* begin DATA FOR THE TASK *

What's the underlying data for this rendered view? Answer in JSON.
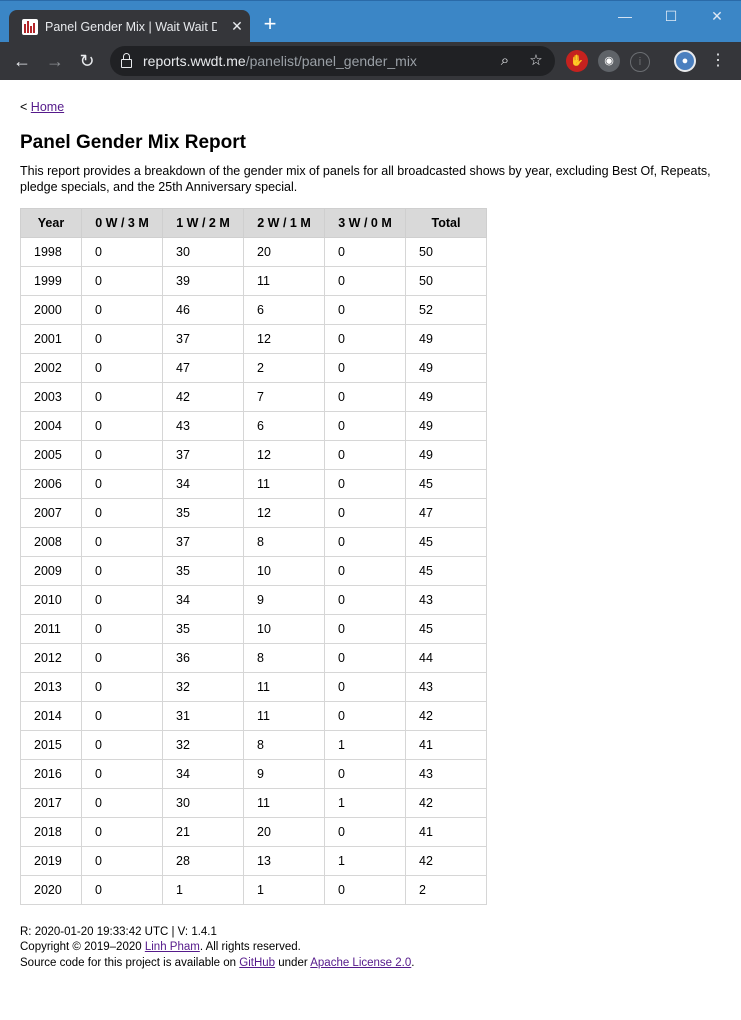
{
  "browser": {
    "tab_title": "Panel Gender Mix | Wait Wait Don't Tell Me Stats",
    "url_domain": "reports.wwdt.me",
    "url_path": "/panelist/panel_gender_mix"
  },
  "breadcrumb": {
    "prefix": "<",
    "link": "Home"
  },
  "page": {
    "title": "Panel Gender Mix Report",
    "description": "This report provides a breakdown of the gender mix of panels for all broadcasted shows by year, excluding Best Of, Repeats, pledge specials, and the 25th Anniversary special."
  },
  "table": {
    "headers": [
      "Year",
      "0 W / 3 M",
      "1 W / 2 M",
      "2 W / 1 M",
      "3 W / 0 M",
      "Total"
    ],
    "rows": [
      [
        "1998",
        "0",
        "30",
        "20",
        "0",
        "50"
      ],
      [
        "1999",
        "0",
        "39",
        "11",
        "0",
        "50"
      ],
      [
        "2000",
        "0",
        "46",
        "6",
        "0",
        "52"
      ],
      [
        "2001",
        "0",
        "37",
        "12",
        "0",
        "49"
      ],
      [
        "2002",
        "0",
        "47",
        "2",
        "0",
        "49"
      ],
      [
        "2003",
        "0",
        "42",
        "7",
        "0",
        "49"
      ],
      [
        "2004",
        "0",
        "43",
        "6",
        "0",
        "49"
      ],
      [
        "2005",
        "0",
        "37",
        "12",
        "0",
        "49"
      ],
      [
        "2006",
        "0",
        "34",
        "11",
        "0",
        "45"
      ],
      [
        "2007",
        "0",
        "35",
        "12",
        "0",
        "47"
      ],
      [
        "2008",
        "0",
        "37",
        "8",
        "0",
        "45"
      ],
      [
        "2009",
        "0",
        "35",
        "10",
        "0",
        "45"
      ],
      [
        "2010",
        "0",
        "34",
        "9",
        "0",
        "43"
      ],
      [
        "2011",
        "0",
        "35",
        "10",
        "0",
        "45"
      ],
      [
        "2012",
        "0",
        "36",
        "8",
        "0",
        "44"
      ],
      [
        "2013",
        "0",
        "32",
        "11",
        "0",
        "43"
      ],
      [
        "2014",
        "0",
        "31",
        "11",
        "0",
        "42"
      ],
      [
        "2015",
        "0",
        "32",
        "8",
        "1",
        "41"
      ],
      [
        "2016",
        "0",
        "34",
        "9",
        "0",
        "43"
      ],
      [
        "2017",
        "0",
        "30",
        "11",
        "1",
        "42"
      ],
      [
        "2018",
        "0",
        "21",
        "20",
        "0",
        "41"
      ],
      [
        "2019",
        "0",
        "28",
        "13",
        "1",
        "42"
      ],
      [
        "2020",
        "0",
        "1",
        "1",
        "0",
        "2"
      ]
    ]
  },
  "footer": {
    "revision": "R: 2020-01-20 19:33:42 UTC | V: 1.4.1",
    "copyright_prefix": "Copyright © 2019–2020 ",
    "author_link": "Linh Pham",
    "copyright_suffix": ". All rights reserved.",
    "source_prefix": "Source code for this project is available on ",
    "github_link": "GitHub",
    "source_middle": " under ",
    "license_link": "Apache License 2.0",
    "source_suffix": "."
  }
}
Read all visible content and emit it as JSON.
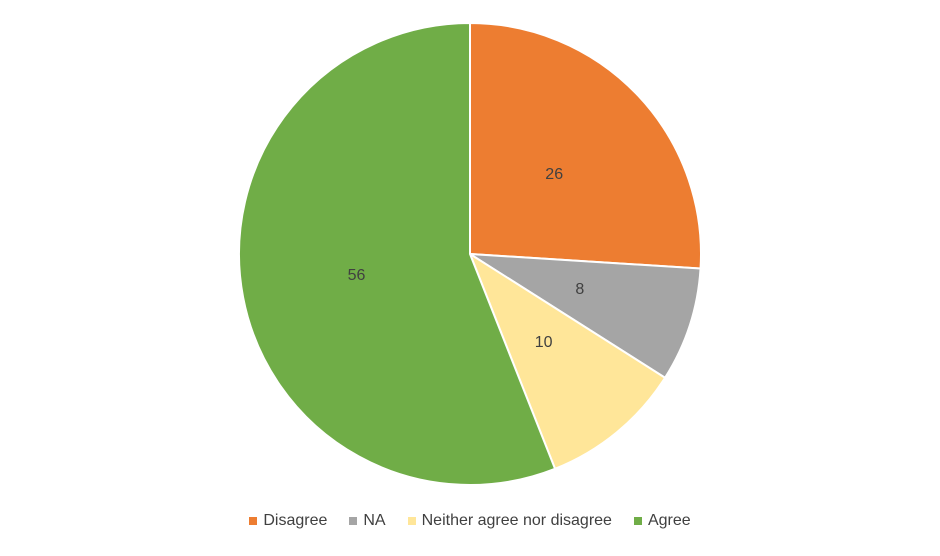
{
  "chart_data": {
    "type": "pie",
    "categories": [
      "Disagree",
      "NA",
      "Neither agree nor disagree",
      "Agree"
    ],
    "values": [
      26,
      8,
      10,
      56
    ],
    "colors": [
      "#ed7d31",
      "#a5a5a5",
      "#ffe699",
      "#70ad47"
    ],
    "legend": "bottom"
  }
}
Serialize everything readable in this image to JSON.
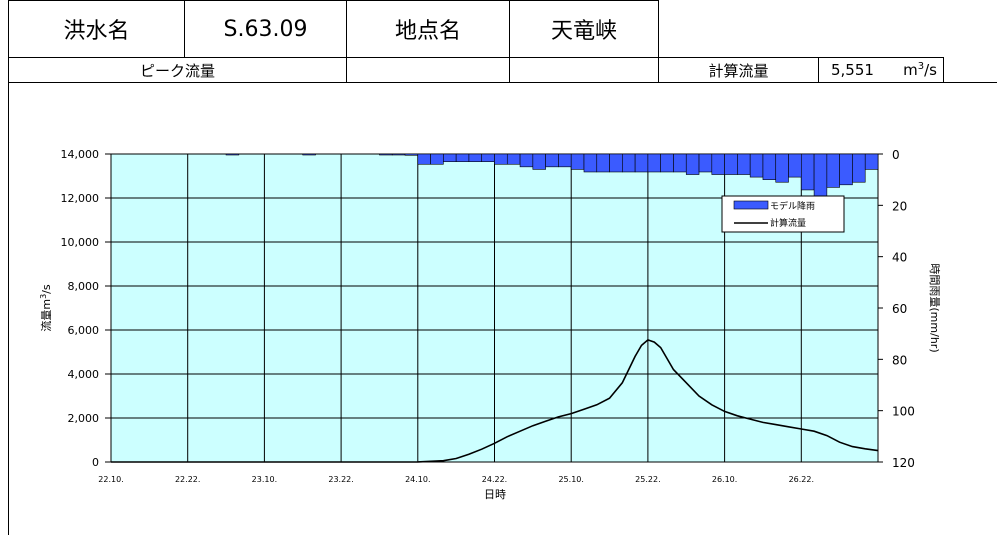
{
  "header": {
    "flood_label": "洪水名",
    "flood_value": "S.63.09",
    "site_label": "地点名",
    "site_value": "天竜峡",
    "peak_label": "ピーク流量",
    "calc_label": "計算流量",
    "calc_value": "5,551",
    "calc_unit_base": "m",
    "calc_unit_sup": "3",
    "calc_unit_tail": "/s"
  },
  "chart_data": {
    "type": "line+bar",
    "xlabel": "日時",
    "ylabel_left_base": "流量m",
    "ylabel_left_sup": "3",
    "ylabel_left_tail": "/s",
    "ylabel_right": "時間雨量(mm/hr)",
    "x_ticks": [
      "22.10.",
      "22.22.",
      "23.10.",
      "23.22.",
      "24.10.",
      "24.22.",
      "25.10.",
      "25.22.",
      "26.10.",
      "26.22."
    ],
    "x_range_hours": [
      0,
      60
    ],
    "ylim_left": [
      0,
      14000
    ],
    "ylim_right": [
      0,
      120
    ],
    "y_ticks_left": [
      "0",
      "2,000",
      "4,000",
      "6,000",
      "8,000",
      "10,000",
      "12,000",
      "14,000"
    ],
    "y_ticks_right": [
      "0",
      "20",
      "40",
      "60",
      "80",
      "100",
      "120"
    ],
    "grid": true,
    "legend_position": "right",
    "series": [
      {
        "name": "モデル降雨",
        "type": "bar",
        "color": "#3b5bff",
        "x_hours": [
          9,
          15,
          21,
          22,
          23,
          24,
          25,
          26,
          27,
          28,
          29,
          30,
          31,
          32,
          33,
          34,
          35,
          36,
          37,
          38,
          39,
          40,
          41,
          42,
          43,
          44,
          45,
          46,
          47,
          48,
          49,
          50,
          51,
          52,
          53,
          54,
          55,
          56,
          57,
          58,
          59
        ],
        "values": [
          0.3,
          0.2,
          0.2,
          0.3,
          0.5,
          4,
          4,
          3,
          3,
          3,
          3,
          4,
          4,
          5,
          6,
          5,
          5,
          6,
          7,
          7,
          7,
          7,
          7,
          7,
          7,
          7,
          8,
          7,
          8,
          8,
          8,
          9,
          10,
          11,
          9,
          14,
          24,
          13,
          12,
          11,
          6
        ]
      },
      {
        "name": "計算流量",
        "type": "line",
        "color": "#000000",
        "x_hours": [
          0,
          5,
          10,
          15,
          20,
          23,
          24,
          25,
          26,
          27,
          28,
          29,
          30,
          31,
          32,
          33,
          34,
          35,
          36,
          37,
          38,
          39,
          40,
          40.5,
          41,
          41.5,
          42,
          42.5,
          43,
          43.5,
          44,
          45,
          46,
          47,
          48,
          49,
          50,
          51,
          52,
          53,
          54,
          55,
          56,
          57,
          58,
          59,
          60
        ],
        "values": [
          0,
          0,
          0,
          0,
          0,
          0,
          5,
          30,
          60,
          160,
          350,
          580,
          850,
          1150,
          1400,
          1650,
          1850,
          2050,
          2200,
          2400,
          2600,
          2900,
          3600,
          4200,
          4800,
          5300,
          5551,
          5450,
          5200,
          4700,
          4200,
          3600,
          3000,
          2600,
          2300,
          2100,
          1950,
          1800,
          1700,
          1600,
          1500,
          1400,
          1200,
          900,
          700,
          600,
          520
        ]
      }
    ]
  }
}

* end DATA FOR THE TASK *

Only a number is wanted: how many lines above include "type"?

■ FULL ANSWER
4